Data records
====================

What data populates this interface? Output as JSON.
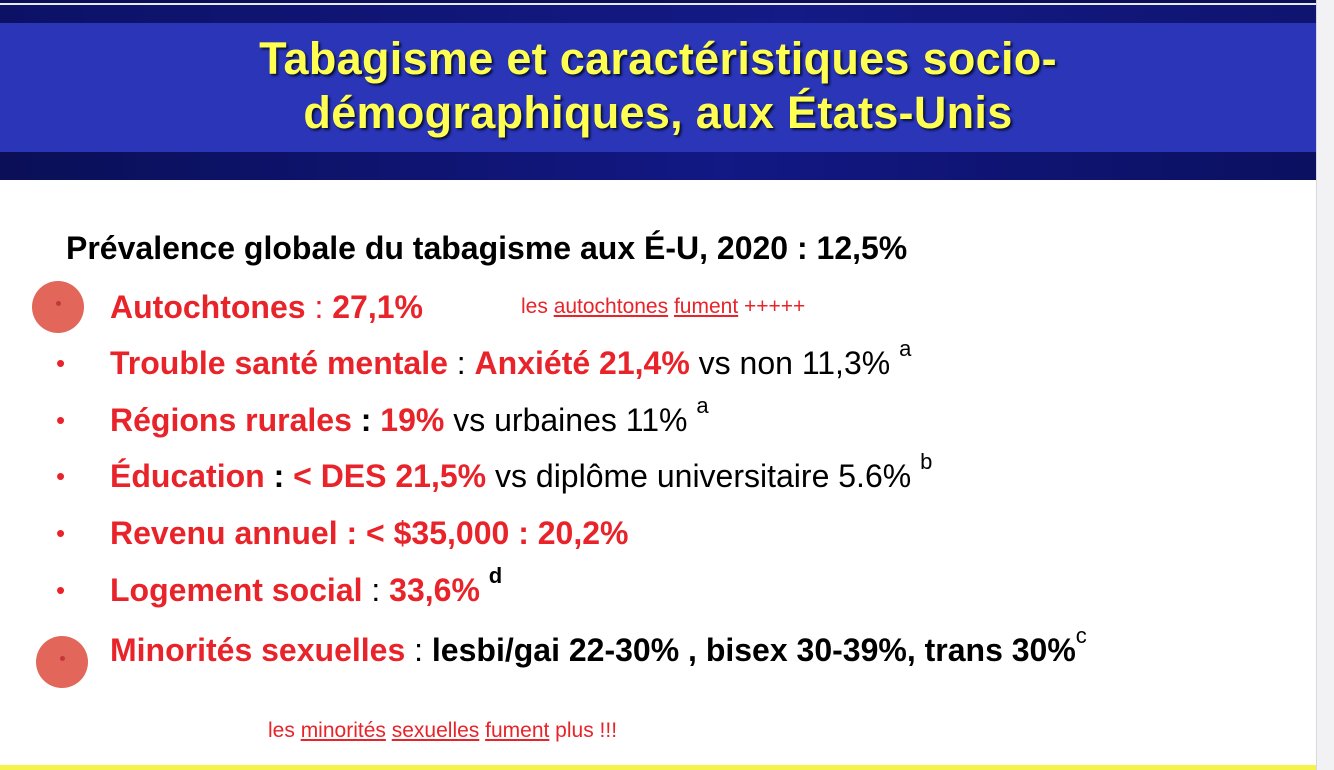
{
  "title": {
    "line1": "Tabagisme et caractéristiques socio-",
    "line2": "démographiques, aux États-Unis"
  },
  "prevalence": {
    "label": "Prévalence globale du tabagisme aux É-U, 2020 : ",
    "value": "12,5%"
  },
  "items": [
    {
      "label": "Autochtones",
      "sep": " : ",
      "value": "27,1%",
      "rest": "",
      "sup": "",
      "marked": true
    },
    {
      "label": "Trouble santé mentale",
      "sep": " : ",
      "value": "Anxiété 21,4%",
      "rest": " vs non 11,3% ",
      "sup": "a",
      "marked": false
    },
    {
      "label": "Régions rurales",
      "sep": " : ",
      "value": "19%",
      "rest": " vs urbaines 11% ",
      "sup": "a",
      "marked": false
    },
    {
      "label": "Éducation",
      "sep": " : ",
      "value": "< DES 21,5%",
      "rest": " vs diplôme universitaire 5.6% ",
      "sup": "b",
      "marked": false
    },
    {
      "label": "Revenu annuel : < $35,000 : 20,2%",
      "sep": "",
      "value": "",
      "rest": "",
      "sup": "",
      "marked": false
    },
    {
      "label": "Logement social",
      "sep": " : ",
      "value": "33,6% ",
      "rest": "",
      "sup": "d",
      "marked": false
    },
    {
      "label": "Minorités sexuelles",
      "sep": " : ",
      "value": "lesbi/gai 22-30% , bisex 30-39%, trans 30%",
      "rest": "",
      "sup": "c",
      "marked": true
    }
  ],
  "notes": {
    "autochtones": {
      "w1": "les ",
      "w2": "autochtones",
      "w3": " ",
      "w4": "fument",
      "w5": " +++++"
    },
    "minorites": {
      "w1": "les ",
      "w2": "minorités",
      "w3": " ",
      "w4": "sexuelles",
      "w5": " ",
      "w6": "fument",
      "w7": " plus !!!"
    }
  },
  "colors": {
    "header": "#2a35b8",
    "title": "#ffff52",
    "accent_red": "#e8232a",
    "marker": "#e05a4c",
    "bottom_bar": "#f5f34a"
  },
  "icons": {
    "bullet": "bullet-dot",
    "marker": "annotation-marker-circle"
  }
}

====================

The task: Repeat the listing verbatim. Skip the pictures.

Exercise result:
What data populates this interface? Output as JSON.
{
  "title": {
    "line1": "Tabagisme et caractéristiques socio-",
    "line2": "démographiques, aux États-Unis"
  },
  "prevalence": {
    "label": "Prévalence globale du tabagisme aux É-U, 2020 : ",
    "value": "12,5%"
  },
  "items": [
    {
      "label": "Autochtones",
      "sep": " : ",
      "value": "27,1%",
      "rest": "",
      "sup": "",
      "marked": true
    },
    {
      "label": "Trouble santé mentale",
      "sep": " : ",
      "value": "Anxiété 21,4%",
      "rest": " vs non 11,3% ",
      "sup": "a",
      "marked": false
    },
    {
      "label": "Régions rurales",
      "sep": " : ",
      "value": "19%",
      "rest": " vs urbaines 11% ",
      "sup": "a",
      "marked": false
    },
    {
      "label": "Éducation",
      "sep": " : ",
      "value": "< DES 21,5%",
      "rest": " vs diplôme universitaire 5.6% ",
      "sup": "b",
      "marked": false
    },
    {
      "label": "Revenu annuel : < $35,000 : 20,2%",
      "sep": "",
      "value": "",
      "rest": "",
      "sup": "",
      "marked": false
    },
    {
      "label": "Logement social",
      "sep": " : ",
      "value": "33,6% ",
      "rest": "",
      "sup": "d",
      "marked": false
    },
    {
      "label": "Minorités sexuelles",
      "sep": " : ",
      "value": "lesbi/gai 22-30% , bisex 30-39%, trans 30%",
      "rest": "",
      "sup": "c",
      "marked": true
    }
  ],
  "notes": {
    "autochtones": {
      "w1": "les ",
      "w2": "autochtones",
      "w3": " ",
      "w4": "fument",
      "w5": " +++++"
    },
    "minorites": {
      "w1": "les ",
      "w2": "minorités",
      "w3": " ",
      "w4": "sexuelles",
      "w5": " ",
      "w6": "fument",
      "w7": " plus !!!"
    }
  },
  "colors": {
    "header": "#2a35b8",
    "title": "#ffff52",
    "accent_red": "#e8232a",
    "marker": "#e05a4c",
    "bottom_bar": "#f5f34a"
  },
  "icons": {
    "bullet": "bullet-dot",
    "marker": "annotation-marker-circle"
  }
}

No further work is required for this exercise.